EXERCISE INSTRUCTIONS: Each record must be retyped in full. No character may differ.

==== ENTRIES SUPPLIED

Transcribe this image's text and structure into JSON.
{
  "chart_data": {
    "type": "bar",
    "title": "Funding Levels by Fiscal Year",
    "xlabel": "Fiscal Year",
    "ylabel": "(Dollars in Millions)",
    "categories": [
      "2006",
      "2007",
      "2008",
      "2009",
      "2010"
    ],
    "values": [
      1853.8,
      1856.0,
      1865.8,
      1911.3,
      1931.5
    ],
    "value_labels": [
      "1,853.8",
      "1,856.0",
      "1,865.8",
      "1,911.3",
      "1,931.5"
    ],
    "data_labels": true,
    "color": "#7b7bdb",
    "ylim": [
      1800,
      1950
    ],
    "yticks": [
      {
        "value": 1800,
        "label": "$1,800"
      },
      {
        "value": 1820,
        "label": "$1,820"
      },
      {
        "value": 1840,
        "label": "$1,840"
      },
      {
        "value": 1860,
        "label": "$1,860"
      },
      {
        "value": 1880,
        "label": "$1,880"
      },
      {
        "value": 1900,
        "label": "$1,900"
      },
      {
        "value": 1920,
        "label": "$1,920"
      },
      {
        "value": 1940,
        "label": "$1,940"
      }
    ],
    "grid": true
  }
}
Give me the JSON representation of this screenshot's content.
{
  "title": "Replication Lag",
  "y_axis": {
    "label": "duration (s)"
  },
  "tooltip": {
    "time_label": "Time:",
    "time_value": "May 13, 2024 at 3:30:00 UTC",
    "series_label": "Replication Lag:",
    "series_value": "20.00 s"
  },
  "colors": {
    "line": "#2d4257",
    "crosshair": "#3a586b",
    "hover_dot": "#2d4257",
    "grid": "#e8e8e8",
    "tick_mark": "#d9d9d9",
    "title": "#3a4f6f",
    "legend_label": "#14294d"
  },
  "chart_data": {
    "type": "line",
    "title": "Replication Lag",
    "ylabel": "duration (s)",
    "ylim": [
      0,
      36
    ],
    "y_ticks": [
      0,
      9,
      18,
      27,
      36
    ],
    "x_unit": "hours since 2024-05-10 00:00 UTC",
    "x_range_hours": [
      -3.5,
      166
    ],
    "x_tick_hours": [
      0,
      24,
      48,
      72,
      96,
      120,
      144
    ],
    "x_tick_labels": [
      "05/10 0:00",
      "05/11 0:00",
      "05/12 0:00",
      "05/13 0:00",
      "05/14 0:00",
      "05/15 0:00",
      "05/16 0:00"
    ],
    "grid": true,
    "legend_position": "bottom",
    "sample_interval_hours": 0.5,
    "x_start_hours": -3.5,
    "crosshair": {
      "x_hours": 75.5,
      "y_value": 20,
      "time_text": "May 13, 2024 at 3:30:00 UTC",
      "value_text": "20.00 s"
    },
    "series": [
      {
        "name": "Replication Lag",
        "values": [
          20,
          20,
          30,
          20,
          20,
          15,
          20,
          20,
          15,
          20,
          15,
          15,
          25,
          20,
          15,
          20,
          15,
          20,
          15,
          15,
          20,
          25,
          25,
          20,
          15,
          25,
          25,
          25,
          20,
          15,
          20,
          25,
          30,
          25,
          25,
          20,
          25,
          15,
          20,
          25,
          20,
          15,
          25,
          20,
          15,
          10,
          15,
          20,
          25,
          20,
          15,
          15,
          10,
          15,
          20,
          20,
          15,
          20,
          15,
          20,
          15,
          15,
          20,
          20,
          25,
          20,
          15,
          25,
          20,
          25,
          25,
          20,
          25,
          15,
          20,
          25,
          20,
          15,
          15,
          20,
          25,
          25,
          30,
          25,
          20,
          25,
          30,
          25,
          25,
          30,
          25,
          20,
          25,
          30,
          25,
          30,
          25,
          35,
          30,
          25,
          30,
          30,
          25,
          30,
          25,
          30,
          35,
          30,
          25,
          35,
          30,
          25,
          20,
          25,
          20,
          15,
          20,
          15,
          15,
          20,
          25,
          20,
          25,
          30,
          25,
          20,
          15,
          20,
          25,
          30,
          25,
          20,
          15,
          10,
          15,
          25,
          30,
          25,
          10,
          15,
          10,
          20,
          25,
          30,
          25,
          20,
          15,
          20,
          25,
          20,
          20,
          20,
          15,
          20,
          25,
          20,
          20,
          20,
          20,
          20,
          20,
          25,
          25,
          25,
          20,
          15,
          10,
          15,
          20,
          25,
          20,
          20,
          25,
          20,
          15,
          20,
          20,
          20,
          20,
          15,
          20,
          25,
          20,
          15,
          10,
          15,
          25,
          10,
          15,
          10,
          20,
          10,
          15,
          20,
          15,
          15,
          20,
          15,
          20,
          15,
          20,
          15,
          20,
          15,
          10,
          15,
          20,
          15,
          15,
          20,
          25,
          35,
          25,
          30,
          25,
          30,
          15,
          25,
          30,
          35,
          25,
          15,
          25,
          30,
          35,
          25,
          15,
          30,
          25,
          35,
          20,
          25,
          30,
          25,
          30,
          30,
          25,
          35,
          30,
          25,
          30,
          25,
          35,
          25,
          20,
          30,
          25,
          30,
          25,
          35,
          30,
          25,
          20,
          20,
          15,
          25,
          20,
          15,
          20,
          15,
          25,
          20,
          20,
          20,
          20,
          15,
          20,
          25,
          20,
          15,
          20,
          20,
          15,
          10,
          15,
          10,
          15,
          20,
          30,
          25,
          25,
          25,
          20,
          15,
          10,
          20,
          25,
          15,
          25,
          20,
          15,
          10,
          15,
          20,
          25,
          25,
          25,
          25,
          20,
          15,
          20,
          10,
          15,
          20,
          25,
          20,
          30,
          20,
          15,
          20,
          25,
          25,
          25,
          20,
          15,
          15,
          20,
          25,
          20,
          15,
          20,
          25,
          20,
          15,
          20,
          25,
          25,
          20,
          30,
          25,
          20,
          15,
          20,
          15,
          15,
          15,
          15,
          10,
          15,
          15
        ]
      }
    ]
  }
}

========

EXPECTED OUTPUT:
Transcribe this image's text and structure into JSON.
{
  "chart_data": {
    "type": "bar",
    "title": "Funding Levels by Fiscal Year",
    "xlabel": "Fiscal Year",
    "ylabel": "(Dollars in Millions)",
    "categories": [
      "2006",
      "2007",
      "2008",
      "2009",
      "2010"
    ],
    "values": [
      1853.8,
      1856.0,
      1865.8,
      1911.3,
      1931.5
    ],
    "value_labels": [
      "1,853.8",
      "1,856.0",
      "1,865.8",
      "1,911.3",
      "1,931.5"
    ],
    "data_labels": true,
    "color": "#7b7bdb",
    "ylim": [
      1800,
      1950
    ],
    "yticks": [
      {
        "value": 1800,
        "label": "$1,800"
      },
      {
        "value": 1820,
        "label": "$1,820"
      },
      {
        "value": 1840,
        "label": "$1,840"
      },
      {
        "value": 1860,
        "label": "$1,860"
      },
      {
        "value": 1880,
        "label": "$1,880"
      },
      {
        "value": 1900,
        "label": "$1,900"
      },
      {
        "value": 1920,
        "label": "$1,920"
      },
      {
        "value": 1940,
        "label": "$1,940"
      }
    ],
    "grid": true
  }
}
Give me the JSON representation of this screenshot's content.
{
  "title": "Replication Lag",
  "y_axis": {
    "label": "duration (s)"
  },
  "tooltip": {
    "time_label": "Time:",
    "time_value": "May 13, 2024 at 3:30:00 UTC",
    "series_label": "Replication Lag:",
    "series_value": "20.00 s"
  },
  "colors": {
    "line": "#2d4257",
    "crosshair": "#3a586b",
    "hover_dot": "#2d4257",
    "grid": "#e8e8e8",
    "tick_mark": "#d9d9d9",
    "title": "#3a4f6f",
    "legend_label": "#14294d"
  },
  "chart_data": {
    "type": "line",
    "title": "Replication Lag",
    "ylabel": "duration (s)",
    "ylim": [
      0,
      36
    ],
    "y_ticks": [
      0,
      9,
      18,
      27,
      36
    ],
    "x_unit": "hours since 2024-05-10 00:00 UTC",
    "x_range_hours": [
      -3.5,
      166
    ],
    "x_tick_hours": [
      0,
      24,
      48,
      72,
      96,
      120,
      144
    ],
    "x_tick_labels": [
      "05/10 0:00",
      "05/11 0:00",
      "05/12 0:00",
      "05/13 0:00",
      "05/14 0:00",
      "05/15 0:00",
      "05/16 0:00"
    ],
    "grid": true,
    "legend_position": "bottom",
    "sample_interval_hours": 0.5,
    "x_start_hours": -3.5,
    "crosshair": {
      "x_hours": 75.5,
      "y_value": 20,
      "time_text": "May 13, 2024 at 3:30:00 UTC",
      "value_text": "20.00 s"
    },
    "series": [
      {
        "name": "Replication Lag",
        "values": [
          20,
          20,
          30,
          20,
          20,
          15,
          20,
          20,
          15,
          20,
          15,
          15,
          25,
          20,
          15,
          20,
          15,
          20,
          15,
          15,
          20,
          25,
          25,
          20,
          15,
          25,
          25,
          25,
          20,
          15,
          20,
          25,
          30,
          25,
          25,
          20,
          25,
          15,
          20,
          25,
          20,
          15,
          25,
          20,
          15,
          10,
          15,
          20,
          25,
          20,
          15,
          15,
          10,
          15,
          20,
          20,
          15,
          20,
          15,
          20,
          15,
          15,
          20,
          20,
          25,
          20,
          15,
          25,
          20,
          25,
          25,
          20,
          25,
          15,
          20,
          25,
          20,
          15,
          15,
          20,
          25,
          25,
          30,
          25,
          20,
          25,
          30,
          25,
          25,
          30,
          25,
          20,
          25,
          30,
          25,
          30,
          25,
          35,
          30,
          25,
          30,
          30,
          25,
          30,
          25,
          30,
          35,
          30,
          25,
          35,
          30,
          25,
          20,
          25,
          20,
          15,
          20,
          15,
          15,
          20,
          25,
          20,
          25,
          30,
          25,
          20,
          15,
          20,
          25,
          30,
          25,
          20,
          15,
          10,
          15,
          25,
          30,
          25,
          10,
          15,
          10,
          20,
          25,
          30,
          25,
          20,
          15,
          20,
          25,
          20,
          20,
          20,
          15,
          20,
          25,
          20,
          20,
          20,
          20,
          20,
          20,
          25,
          25,
          25,
          20,
          15,
          10,
          15,
          20,
          25,
          20,
          20,
          25,
          20,
          15,
          20,
          20,
          20,
          20,
          15,
          20,
          25,
          20,
          15,
          10,
          15,
          25,
          10,
          15,
          10,
          20,
          10,
          15,
          20,
          15,
          15,
          20,
          15,
          20,
          15,
          20,
          15,
          20,
          15,
          10,
          15,
          20,
          15,
          15,
          20,
          25,
          35,
          25,
          30,
          25,
          30,
          15,
          25,
          30,
          35,
          25,
          15,
          25,
          30,
          35,
          25,
          15,
          30,
          25,
          35,
          20,
          25,
          30,
          25,
          30,
          30,
          25,
          35,
          30,
          25,
          30,
          25,
          35,
          25,
          20,
          30,
          25,
          30,
          25,
          35,
          30,
          25,
          20,
          20,
          15,
          25,
          20,
          15,
          20,
          15,
          25,
          20,
          20,
          20,
          20,
          15,
          20,
          25,
          20,
          15,
          20,
          20,
          15,
          10,
          15,
          10,
          15,
          20,
          30,
          25,
          25,
          25,
          20,
          15,
          10,
          20,
          25,
          15,
          25,
          20,
          15,
          10,
          15,
          20,
          25,
          25,
          25,
          25,
          20,
          15,
          20,
          10,
          15,
          20,
          25,
          20,
          30,
          20,
          15,
          20,
          25,
          25,
          25,
          20,
          15,
          15,
          20,
          25,
          20,
          15,
          20,
          25,
          20,
          15,
          20,
          25,
          25,
          20,
          30,
          25,
          20,
          15,
          20,
          15,
          15,
          15,
          15,
          10,
          15,
          15
        ]
      }
    ]
  }
}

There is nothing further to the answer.